- _GIVEN INSTRUCTION_
Return each line of the data below exactly, omitting any pictures.

Data items:
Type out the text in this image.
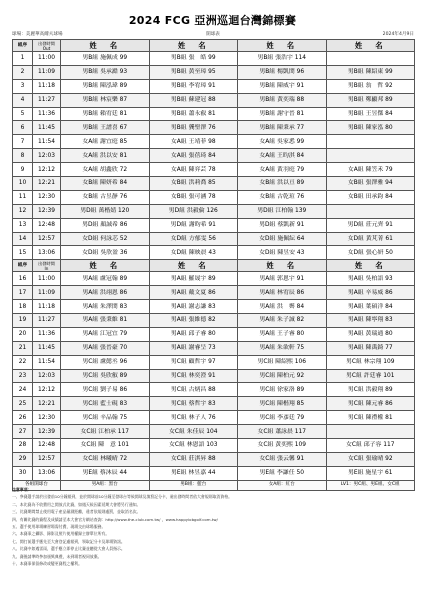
2024 FCG 亞洲巡迴台灣錦標賽
球場：美麗華高爾夫球場	開球表	2024年4月9日
組序	出發時間
Out	姓　名	姓　名	姓　名	姓　名
1	11:00	男B組 施佩成 99	男B組 張　皓 99	男B組 張浩宇 114	
2	11:09	男B組 吳承澔 93	男B組 黃至璋 95	男B組 楊凱閔 96	男B組 陳紹東 99
3	11:18	男B組 陳泓瑋 89	男B組 李宥璋 91	男B組 陳威宇 91	男B組 翁　哲 92
4	11:27	男B組 林宸樂 87	男B組 蘇建冠 88	男B組 黃奕瑞 88	男B組 鄭顯邦 89
5	11:36	男B組 賴宥廷 81	男B組 蕭永叡 81	男B組 謝守晉 81	男B組 王昱傑 84
6	11:45	男B組 王譜喜 67	男B組 龔聖澤 76	男B組 陳秉承 77	男B組 陳家泓 80
7	11:54	女A組 謝宜庭 85	女A組 王靖菲 98	女A組 吳家悉 99	
8	12:03	女A組 洪以安 81	女A組 張蓓琦 84	女A組 王昀淇 84	
9	12:12	女A組 胡鑫欣 72	女A組 陳弈芸 78	女A組 黃羽庭 79	女A組 陳笠禾 79
10	12:21	女B組 陳妍希 84	女B組 洪莉喬 85	女B組 洪以亘 89	女B組 張澤雅 94
11	12:30	女B組 古昱靜 76	女B組 張可涵 78	女B組 古乾瑄 76	女B組 田承鈞 84
12	12:39	男D組 萬楷婧 120	男D組 洪毅倫 126	男D組 江柏翰 139	
13	12:48	男D組 顏誠希 86	男D組 謝昀希 91	男D組 蔡凱新 91	男D組 莊元齊 91
14	12:57	女D組 何詠芯 52	女D組 方郁雯 56	女D組 施佩紜 64	女D組 黃芃菁 61
15	13:06	女D組 吳欣盈 36	女D組 陳映晨 43	女D組 陳昱安 43	女D組 張心妍 50
組序	出發時間
In	姓　名	姓　名	姓　名	姓　名
16	11:00	男A組 盧冠翰 89	男A組 羅晟宇 89	男A組 郭恩宇 91	男A組 吳柏語 93
17	11:09	男A組 洪翊恩 86	男A組 戴文夏 86	男A組 林宥辰 86	男A組 辛易威 86
18	11:18	男A組 朱澤閔 83	男A組 謝志謙 83	男A組 洪　霽 84	男A組 葉碩洋 84
19	11:27	男A組 張秉維 81	男A組 張維德 82	男A組 朱子誠 82	男A組 陳寧翔 83
20	11:36	男A組 江冠宜 79	男A組 邱子睿 80	男A組 王子睿 80	男A組 黃瑞通 80
21	11:45	男A組 張晉豪 70	男A組 謝睿呈 73	男A組 朱欲軒 75	男A組 陳禹錡 77
22	11:54	男C組 盧懿丞 96	男C組 顧哲宇 97	男C組 陳紹熙 106	男C組 林宗翔 109
23	12:03	男C組 吳欣叡 89	男C組 林奕澄 91	男C組 陳柏元 92	男C組 許廷睿 101
24	12:12	男C組 劉子易 86	男C組 古炳昌 88	男C組 徐家洛 89	男C組 洪毅翔 89
25	12:21	男C組 藍士硯 83	男C組 蔡哲宇 83	男C組 陳楷翔 85	男C組 陳元睿 86
26	12:30	男C組 辛品翰 75	男C組 林子人 76	男C組 李彥廷 79	男C組 陳禮權 81
27	12:39	女C組 江柏承 117	女C組 朱佳辰 104	女C組 蕭詠晨 117	
28	12:48	女C組 陳　意 101	女C組 林恩語 103	女C組 黃奕熙 109	女C組 邱子容 117
29	12:57	女C組 林曦晴 72	女C組 莊淇昇 88	女C組 張云馨 91	女C組 張瑜晴 92
30	13:06	男E組 蔡沐辰 44	男E組 林昱嘉 44	男E組 李謙任 50	男E組 施星宇 61
各組開球台		男A組：黑台	男B組：藍台	女A組：紅台	LV1：男C組、男E組、女C組
注意事項：
一、參賽選手請於出發前10分鐘報到，並於開球前10分鐘至發球台等候開球及填寫記分卡，逾出發時間者依大會規則取消資格。
二、本比賽為不收費用之開放式比賽，如遇天候因素延期大會將另行通知。
三、比賽期間禁止使用電子產品量測距離，違者依規則處罰，並取消名次。
四、有關比賽的賽程及成績請至本大會官方網站查詢：http://www.the-club.com.tw/ ，www.happyiobgolf.com.tw/
五、選手使用球場練習場需付費，現場交由球場服務。
六、本賽事之攝影、錄影及照片使用權歸主辦單位所有。
七、開打前選手應先至大會登記處報到，領取記分卡及球場資訊。
八、比賽中如遇雷雨，選手應立即停止比賽並聽從大會人員指示。
九、賽後請準時參加頒獎典禮，未到場者視同放棄。
十、本賽事保留修改或變更賽程之權利。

- _THE ANSWER_
Type out the text in this image.
2024 FCG 亞洲巡迴台灣錦標賽
球場：美麗華高爾夫球場	開球表	2024年4月9日
組序	出發時間
Out	姓　名	姓　名	姓　名	姓　名
1	11:00	男B組 施佩成 99	男B組 張　皓 99	男B組 張浩宇 114	
2	11:09	男B組 吳承澔 93	男B組 黃至璋 95	男B組 楊凱閔 96	男B組 陳紹東 99
3	11:18	男B組 陳泓瑋 89	男B組 李宥璋 91	男B組 陳威宇 91	男B組 翁　哲 92
4	11:27	男B組 林宸樂 87	男B組 蘇建冠 88	男B組 黃奕瑞 88	男B組 鄭顯邦 89
5	11:36	男B組 賴宥廷 81	男B組 蕭永叡 81	男B組 謝守晉 81	男B組 王昱傑 84
6	11:45	男B組 王譜喜 67	男B組 龔聖澤 76	男B組 陳秉承 77	男B組 陳家泓 80
7	11:54	女A組 謝宜庭 85	女A組 王靖菲 98	女A組 吳家悉 99	
8	12:03	女A組 洪以安 81	女A組 張蓓琦 84	女A組 王昀淇 84	
9	12:12	女A組 胡鑫欣 72	女A組 陳弈芸 78	女A組 黃羽庭 79	女A組 陳笠禾 79
10	12:21	女B組 陳妍希 84	女B組 洪莉喬 85	女B組 洪以亘 89	女B組 張澤雅 94
11	12:30	女B組 古昱靜 76	女B組 張可涵 78	女B組 古乾瑄 76	女B組 田承鈞 84
12	12:39	男D組 萬楷婧 120	男D組 洪毅倫 126	男D組 江柏翰 139	
13	12:48	男D組 顏誠希 86	男D組 謝昀希 91	男D組 蔡凱新 91	男D組 莊元齊 91
14	12:57	女D組 何詠芯 52	女D組 方郁雯 56	女D組 施佩紜 64	女D組 黃芃菁 61
15	13:06	女D組 吳欣盈 36	女D組 陳映晨 43	女D組 陳昱安 43	女D組 張心妍 50
組序	出發時間
In	姓　名	姓　名	姓　名	姓　名
16	11:00	男A組 盧冠翰 89	男A組 羅晟宇 89	男A組 郭恩宇 91	男A組 吳柏語 93
17	11:09	男A組 洪翊恩 86	男A組 戴文夏 86	男A組 林宥辰 86	男A組 辛易威 86
18	11:18	男A組 朱澤閔 83	男A組 謝志謙 83	男A組 洪　霽 84	男A組 葉碩洋 84
19	11:27	男A組 張秉維 81	男A組 張維德 82	男A組 朱子誠 82	男A組 陳寧翔 83
20	11:36	男A組 江冠宜 79	男A組 邱子睿 80	男A組 王子睿 80	男A組 黃瑞通 80
21	11:45	男A組 張晉豪 70	男A組 謝睿呈 73	男A組 朱欲軒 75	男A組 陳禹錡 77
22	11:54	男C組 盧懿丞 96	男C組 顧哲宇 97	男C組 陳紹熙 106	男C組 林宗翔 109
23	12:03	男C組 吳欣叡 89	男C組 林奕澄 91	男C組 陳柏元 92	男C組 許廷睿 101
24	12:12	男C組 劉子易 86	男C組 古炳昌 88	男C組 徐家洛 89	男C組 洪毅翔 89
25	12:21	男C組 藍士硯 83	男C組 蔡哲宇 83	男C組 陳楷翔 85	男C組 陳元睿 86
26	12:30	男C組 辛品翰 75	男C組 林子人 76	男C組 李彥廷 79	男C組 陳禮權 81
27	12:39	女C組 江柏承 117	女C組 朱佳辰 104	女C組 蕭詠晨 117	
28	12:48	女C組 陳　意 101	女C組 林恩語 103	女C組 黃奕熙 109	女C組 邱子容 117
29	12:57	女C組 林曦晴 72	女C組 莊淇昇 88	女C組 張云馨 91	女C組 張瑜晴 92
30	13:06	男E組 蔡沐辰 44	男E組 林昱嘉 44	男E組 李謙任 50	男E組 施星宇 61
各組開球台		男A組：黑台	男B組：藍台	女A組：紅台	LV1：男C組、男E組、女C組
注意事項：
一、參賽選手請於出發前10分鐘報到，並於開球前10分鐘至發球台等候開球及填寫記分卡，逾出發時間者依大會規則取消資格。
二、本比賽為不收費用之開放式比賽，如遇天候因素延期大會將另行通知。
三、比賽期間禁止使用電子產品量測距離，違者依規則處罰，並取消名次。
四、有關比賽的賽程及成績請至本大會官方網站查詢：http://www.the-club.com.tw/ ，www.happyiobgolf.com.tw/
五、選手使用球場練習場需付費，現場交由球場服務。
六、本賽事之攝影、錄影及照片使用權歸主辦單位所有。
七、開打前選手應先至大會登記處報到，領取記分卡及球場資訊。
八、比賽中如遇雷雨，選手應立即停止比賽並聽從大會人員指示。
九、賽後請準時參加頒獎典禮，未到場者視同放棄。
十、本賽事保留修改或變更賽程之權利。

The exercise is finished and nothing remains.